[Items listed in a dataset]

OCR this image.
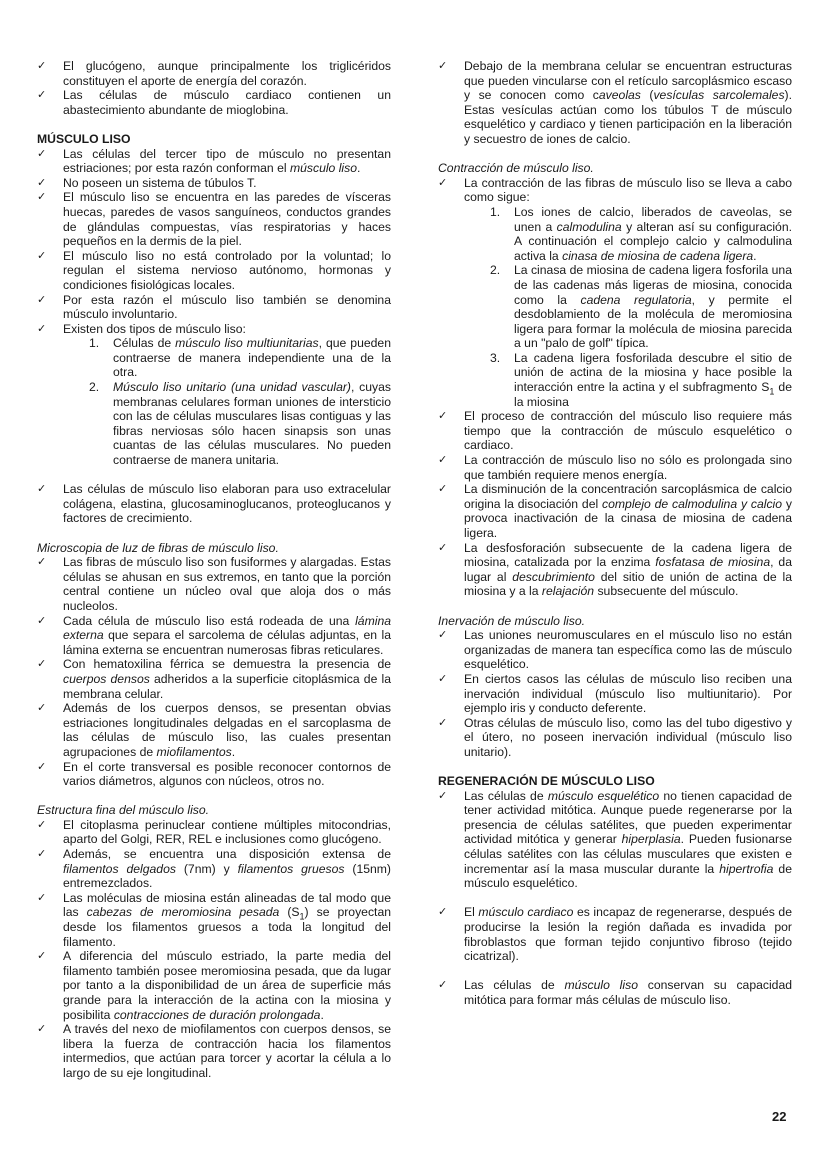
✓ El glucógeno, aunque principalmente los triglicéridos constituyen el aporte de energía del corazón.
✓ Las células de músculo cardiaco contienen un abastecimiento abundante de mioglobina.
MÚSCULO LISO
✓ Las células del tercer tipo de músculo no presentan estriaciones; por esta razón conforman el músculo liso.
✓ No poseen un sistema de túbulos T.
✓ El músculo liso se encuentra en las paredes de vísceras huecas, paredes de vasos sanguíneos, conductos grandes de glándulas compuestas, vías respiratorias y haces pequeños en la dermis de la piel.
✓ El músculo liso no está controlado por la voluntad; lo regulan el sistema nervioso autónomo, hormonas y condiciones fisiológicas locales.
✓ Por esta razón el músculo liso también se denomina músculo involuntario.
✓ Existen dos tipos de músculo liso:
1. Células de músculo liso multiunitarias, que pueden contraerse de manera independiente una de la otra.
2. Músculo liso unitario (una unidad vascular), cuyas membranas celulares forman uniones de intersticio con las de células musculares lisas contiguas y las fibras nerviosas sólo hacen sinapsis son unas cuantas de las células musculares. No pueden contraerse de manera unitaria.
✓ Las células de músculo liso elaboran para uso extracelular colágena, elastina, glucosaminoglucanos, proteoglucanos y factores de crecimiento.
Microscopia de luz de fibras de músculo liso.
✓ Las fibras de músculo liso son fusiformes y alargadas. Estas células se ahusan en sus extremos, en tanto que la porción central contiene un núcleo oval que aloja dos o más nucleolos.
✓ Cada célula de músculo liso está rodeada de una lámina externa que separa el sarcolema de células adjuntas, en la lámina externa se encuentran numerosas fibras reticulares.
✓ Con hematoxilina férrica se demuestra la presencia de cuerpos densos adheridos a la superficie citoplásmica de la membrana celular.
✓ Además de los cuerpos densos, se presentan obvias estriaciones longitudinales delgadas en el sarcoplasma de las células de músculo liso, las cuales presentan agrupaciones de miofilamentos.
✓ En el corte transversal es posible reconocer contornos de varios diámetros, algunos con núcleos, otros no.
Estructura fina del músculo liso.
✓ El citoplasma perinuclear contiene múltiples mitocondrias, aparto del Golgi, RER, REL e inclusiones como glucógeno.
✓ Además, se encuentra una disposición extensa de filamentos delgados (7nm) y filamentos gruesos (15nm) entremezclados.
✓ Las moléculas de miosina están alineadas de tal modo que las cabezas de meromiosina pesada $(S_1)$ se proyectan desde los filamentos gruesos a toda la longitud del filamento.
✓ A diferencia del músculo estriado, la parte media del filamento también posee meromiosina pesada, que da lugar por tanto a la disponibilidad de un área de superficie más grande para la interacción de la actina con la miosina y posibilita contracciones de duración prolongada.
✓ A través del nexo de miofilamentos con cuerpos densos, se libera la fuerza de contracción hacia los filamentos intermedios, que actúan para torcer y acortar la célula a lo largo de su eje longitudinal.
✓ Debajo de la membrana celular se encuentran estructuras que pueden vincularse con el retículo sarcoplásmico escaso y se conocen como caveolas (vesículas sarcolemales). Estas vesículas actúan como los túbulos T de músculo esquelético y cardiaco y tienen participación en la liberación y secuestro de iones de calcio.
Contracción de músculo liso.
✓ La contracción de las fibras de músculo liso se lleva a cabo como sigue:
1. Los iones de calcio, liberados de caveolas, se unen a calmodulina y alteran así su configuración. A continuación el complejo calcio y calmodulina activa la cinasa de miosina de cadena ligera.
2. La cinasa de miosina de cadena ligera fosforila una de las cadenas más ligeras de miosina, conocida como la cadena regulatoria, y permite el desdoblamiento de la molécula de meromiosina ligera para formar la molécula de miosina parecida a un "palo de golf" típica.
3. La cadena ligera fosforilada descubre el sitio de unión de actina de la miosina y hace posible la interacción entre la actina y el subfragmento $S_1$ de la miosina
✓ El proceso de contracción del músculo liso requiere más tiempo que la contracción de músculo esquelético o cardiaco.
✓ La contracción de músculo liso no sólo es prolongada sino que también requiere menos energía.
✓ La disminución de la concentración sarcoplásmica de calcio origina la disociación del complejo de calmodulina y calcio y provoca inactivación de la cinasa de miosina de cadena ligera.
✓ La desfosforación subsecuente de la cadena ligera de miosina, catalizada por la enzima fosfatasa de miosina, da lugar al descubrimiento del sitio de unión de actina de la miosina y a la relajación subsecuente del músculo.
Inervación de músculo liso.
✓ Las uniones neuromusculares en el músculo liso no están organizadas de manera tan específica como las de músculo esquelético.
✓ En ciertos casos las células de músculo liso reciben una inervación individual (músculo liso multiunitario). Por ejemplo iris y conducto deferente.
✓ Otras células de músculo liso, como las del tubo digestivo y el útero, no poseen inervación individual (músculo liso unitario).
REGENERACIÓN DE MÚSCULO LISO
✓ Las células de músculo esquelético no tienen capacidad de tener actividad mitótica. Aunque puede regenerarse por la presencia de células satélites, que pueden experimentar actividad mitótica y generar hiperplasia. Pueden fusionarse células satélites con las células musculares que existen e incrementar así la masa muscular durante la hipertrofia de músculo esquelético.
✓ El músculo cardiaco es incapaz de regenerarse, después de producirse la lesión la región dañada es invadida por fibroblastos que forman tejido conjuntivo fibroso (tejido cicatrizal).
✓ Las células de músculo liso conservan su capacidad mitótica para formar más células de músculo liso.
22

EXERCISE PROMPT: Reproduce the material above in full, exactly, with no images.

RESPONSE:
OCR this image.
✓ El glucógeno, aunque principalmente los triglicéridos constituyen el aporte de energía del corazón.
✓ Las células de músculo cardiaco contienen un abastecimiento abundante de mioglobina.
MÚSCULO LISO
✓ Las células del tercer tipo de músculo no presentan estriaciones; por esta razón conforman el músculo liso.
✓ No poseen un sistema de túbulos T.
✓ El músculo liso se encuentra en las paredes de vísceras huecas, paredes de vasos sanguíneos, conductos grandes de glándulas compuestas, vías respiratorias y haces pequeños en la dermis de la piel.
✓ El músculo liso no está controlado por la voluntad; lo regulan el sistema nervioso autónomo, hormonas y condiciones fisiológicas locales.
✓ Por esta razón el músculo liso también se denomina músculo involuntario.
✓ Existen dos tipos de músculo liso:
1. Células de músculo liso multiunitarias, que pueden contraerse de manera independiente una de la otra.
2. Músculo liso unitario (una unidad vascular), cuyas membranas celulares forman uniones de intersticio con las de células musculares lisas contiguas y las fibras nerviosas sólo hacen sinapsis son unas cuantas de las células musculares. No pueden contraerse de manera unitaria.
✓ Las células de músculo liso elaboran para uso extracelular colágena, elastina, glucosaminoglucanos, proteoglucanos y factores de crecimiento.
Microscopia de luz de fibras de músculo liso.
✓ Las fibras de músculo liso son fusiformes y alargadas. Estas células se ahusan en sus extremos, en tanto que la porción central contiene un núcleo oval que aloja dos o más nucleolos.
✓ Cada célula de músculo liso está rodeada de una lámina externa que separa el sarcolema de células adjuntas, en la lámina externa se encuentran numerosas fibras reticulares.
✓ Con hematoxilina férrica se demuestra la presencia de cuerpos densos adheridos a la superficie citoplásmica de la membrana celular.
✓ Además de los cuerpos densos, se presentan obvias estriaciones longitudinales delgadas en el sarcoplasma de las células de músculo liso, las cuales presentan agrupaciones de miofilamentos.
✓ En el corte transversal es posible reconocer contornos de varios diámetros, algunos con núcleos, otros no.
Estructura fina del músculo liso.
✓ El citoplasma perinuclear contiene múltiples mitocondrias, aparto del Golgi, RER, REL e inclusiones como glucógeno.
✓ Además, se encuentra una disposición extensa de filamentos delgados (7nm) y filamentos gruesos (15nm) entremezclados.
✓ Las moléculas de miosina están alineadas de tal modo que las cabezas de meromiosina pesada $(S_1)$ se proyectan desde los filamentos gruesos a toda la longitud del filamento.
✓ A diferencia del músculo estriado, la parte media del filamento también posee meromiosina pesada, que da lugar por tanto a la disponibilidad de un área de superficie más grande para la interacción de la actina con la miosina y posibilita contracciones de duración prolongada.
✓ A través del nexo de miofilamentos con cuerpos densos, se libera la fuerza de contracción hacia los filamentos intermedios, que actúan para torcer y acortar la célula a lo largo de su eje longitudinal.
✓ Debajo de la membrana celular se encuentran estructuras que pueden vincularse con el retículo sarcoplásmico escaso y se conocen como caveolas (vesículas sarcolemales). Estas vesículas actúan como los túbulos T de músculo esquelético y cardiaco y tienen participación en la liberación y secuestro de iones de calcio.
Contracción de músculo liso.
✓ La contracción de las fibras de músculo liso se lleva a cabo como sigue:
1. Los iones de calcio, liberados de caveolas, se unen a calmodulina y alteran así su configuración. A continuación el complejo calcio y calmodulina activa la cinasa de miosina de cadena ligera.
2. La cinasa de miosina de cadena ligera fosforila una de las cadenas más ligeras de miosina, conocida como la cadena regulatoria, y permite el desdoblamiento de la molécula de meromiosina ligera para formar la molécula de miosina parecida a un "palo de golf" típica.
3. La cadena ligera fosforilada descubre el sitio de unión de actina de la miosina y hace posible la interacción entre la actina y el subfragmento $S_1$ de la miosina
✓ El proceso de contracción del músculo liso requiere más tiempo que la contracción de músculo esquelético o cardiaco.
✓ La contracción de músculo liso no sólo es prolongada sino que también requiere menos energía.
✓ La disminución de la concentración sarcoplásmica de calcio origina la disociación del complejo de calmodulina y calcio y provoca inactivación de la cinasa de miosina de cadena ligera.
✓ La desfosforación subsecuente de la cadena ligera de miosina, catalizada por la enzima fosfatasa de miosina, da lugar al descubrimiento del sitio de unión de actina de la miosina y a la relajación subsecuente del músculo.
Inervación de músculo liso.
✓ Las uniones neuromusculares en el músculo liso no están organizadas de manera tan específica como las de músculo esquelético.
✓ En ciertos casos las células de músculo liso reciben una inervación individual (músculo liso multiunitario). Por ejemplo iris y conducto deferente.
✓ Otras células de músculo liso, como las del tubo digestivo y el útero, no poseen inervación individual (músculo liso unitario).
REGENERACIÓN DE MÚSCULO LISO
✓ Las células de músculo esquelético no tienen capacidad de tener actividad mitótica. Aunque puede regenerarse por la presencia de células satélites, que pueden experimentar actividad mitótica y generar hiperplasia. Pueden fusionarse células satélites con las células musculares que existen e incrementar así la masa muscular durante la hipertrofia de músculo esquelético.
✓ El músculo cardiaco es incapaz de regenerarse, después de producirse la lesión la región dañada es invadida por fibroblastos que forman tejido conjuntivo fibroso (tejido cicatrizal).
✓ Las células de músculo liso conservan su capacidad mitótica para formar más células de músculo liso.
22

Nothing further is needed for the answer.